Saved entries
######

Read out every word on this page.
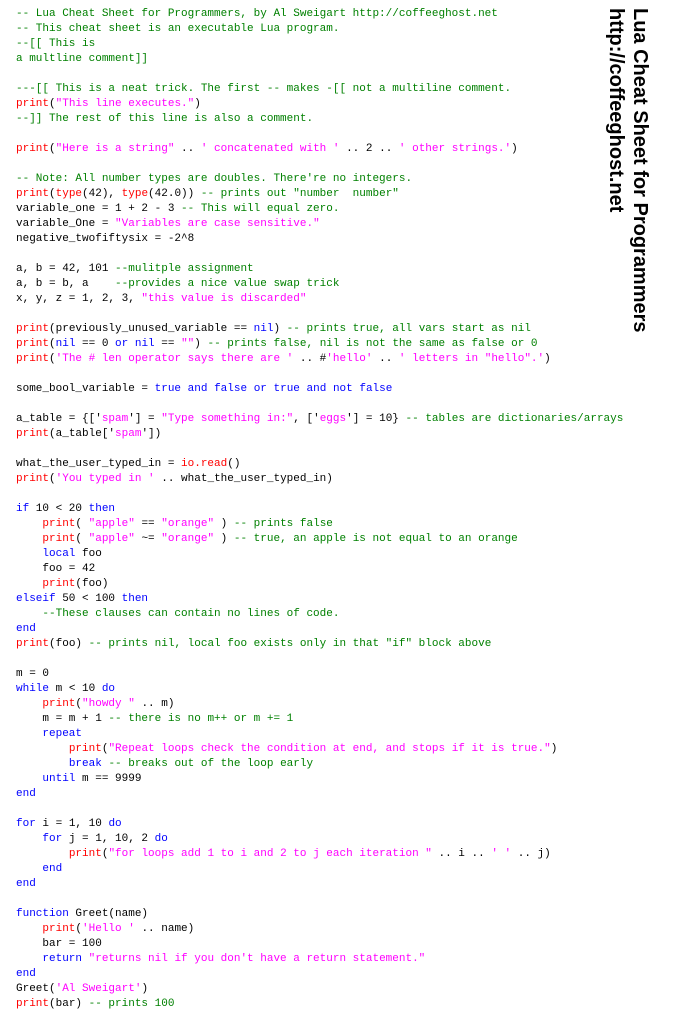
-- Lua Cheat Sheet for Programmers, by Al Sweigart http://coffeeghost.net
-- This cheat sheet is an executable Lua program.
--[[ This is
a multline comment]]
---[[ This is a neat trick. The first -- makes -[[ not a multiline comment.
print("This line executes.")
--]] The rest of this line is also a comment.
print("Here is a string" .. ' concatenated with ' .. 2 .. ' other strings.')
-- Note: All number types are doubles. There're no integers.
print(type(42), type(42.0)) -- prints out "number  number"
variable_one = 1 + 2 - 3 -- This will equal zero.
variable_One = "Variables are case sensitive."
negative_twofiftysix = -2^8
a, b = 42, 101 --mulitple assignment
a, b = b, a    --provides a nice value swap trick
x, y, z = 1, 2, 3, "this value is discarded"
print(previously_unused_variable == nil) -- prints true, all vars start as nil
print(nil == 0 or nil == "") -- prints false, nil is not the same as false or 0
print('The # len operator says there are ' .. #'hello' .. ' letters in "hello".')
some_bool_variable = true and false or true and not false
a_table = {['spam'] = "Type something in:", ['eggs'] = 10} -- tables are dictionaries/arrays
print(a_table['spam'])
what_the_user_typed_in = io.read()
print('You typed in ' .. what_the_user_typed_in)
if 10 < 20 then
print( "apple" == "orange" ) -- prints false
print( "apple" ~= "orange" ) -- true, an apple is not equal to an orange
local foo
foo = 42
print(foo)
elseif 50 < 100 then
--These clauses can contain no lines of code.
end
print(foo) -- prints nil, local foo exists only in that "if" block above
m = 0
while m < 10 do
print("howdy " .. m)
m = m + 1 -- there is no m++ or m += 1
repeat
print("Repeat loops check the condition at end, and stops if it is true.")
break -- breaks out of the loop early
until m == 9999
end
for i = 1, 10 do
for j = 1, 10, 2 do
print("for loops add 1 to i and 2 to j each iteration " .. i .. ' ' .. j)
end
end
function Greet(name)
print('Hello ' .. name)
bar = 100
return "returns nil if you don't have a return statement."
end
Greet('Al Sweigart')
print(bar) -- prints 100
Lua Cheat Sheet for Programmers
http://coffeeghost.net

######

> [WORK TO COMPLETE]:
Make an exact copy of the data above, pictures excluded.

> [TASK OUTPUT]:
Read out every word on this page.
-- Lua Cheat Sheet for Programmers, by Al Sweigart http://coffeeghost.net
-- This cheat sheet is an executable Lua program.
--[[ This is
a multline comment]]
---[[ This is a neat trick. The first -- makes -[[ not a multiline comment.
print("This line executes.")
--]] The rest of this line is also a comment.
print("Here is a string" .. ' concatenated with ' .. 2 .. ' other strings.')
-- Note: All number types are doubles. There're no integers.
print(type(42), type(42.0)) -- prints out "number  number"
variable_one = 1 + 2 - 3 -- This will equal zero.
variable_One = "Variables are case sensitive."
negative_twofiftysix = -2^8
a, b = 42, 101 --mulitple assignment
a, b = b, a    --provides a nice value swap trick
x, y, z = 1, 2, 3, "this value is discarded"
print(previously_unused_variable == nil) -- prints true, all vars start as nil
print(nil == 0 or nil == "") -- prints false, nil is not the same as false or 0
print('The # len operator says there are ' .. #'hello' .. ' letters in "hello".')
some_bool_variable = true and false or true and not false
a_table = {['spam'] = "Type something in:", ['eggs'] = 10} -- tables are dictionaries/arrays
print(a_table['spam'])
what_the_user_typed_in = io.read()
print('You typed in ' .. what_the_user_typed_in)
if 10 < 20 then
print( "apple" == "orange" ) -- prints false
print( "apple" ~= "orange" ) -- true, an apple is not equal to an orange
local foo
foo = 42
print(foo)
elseif 50 < 100 then
--These clauses can contain no lines of code.
end
print(foo) -- prints nil, local foo exists only in that "if" block above
m = 0
while m < 10 do
print("howdy " .. m)
m = m + 1 -- there is no m++ or m += 1
repeat
print("Repeat loops check the condition at end, and stops if it is true.")
break -- breaks out of the loop early
until m == 9999
end
for i = 1, 10 do
for j = 1, 10, 2 do
print("for loops add 1 to i and 2 to j each iteration " .. i .. ' ' .. j)
end
end
function Greet(name)
print('Hello ' .. name)
bar = 100
return "returns nil if you don't have a return statement."
end
Greet('Al Sweigart')
print(bar) -- prints 100
Lua Cheat Sheet for Programmers
http://coffeeghost.net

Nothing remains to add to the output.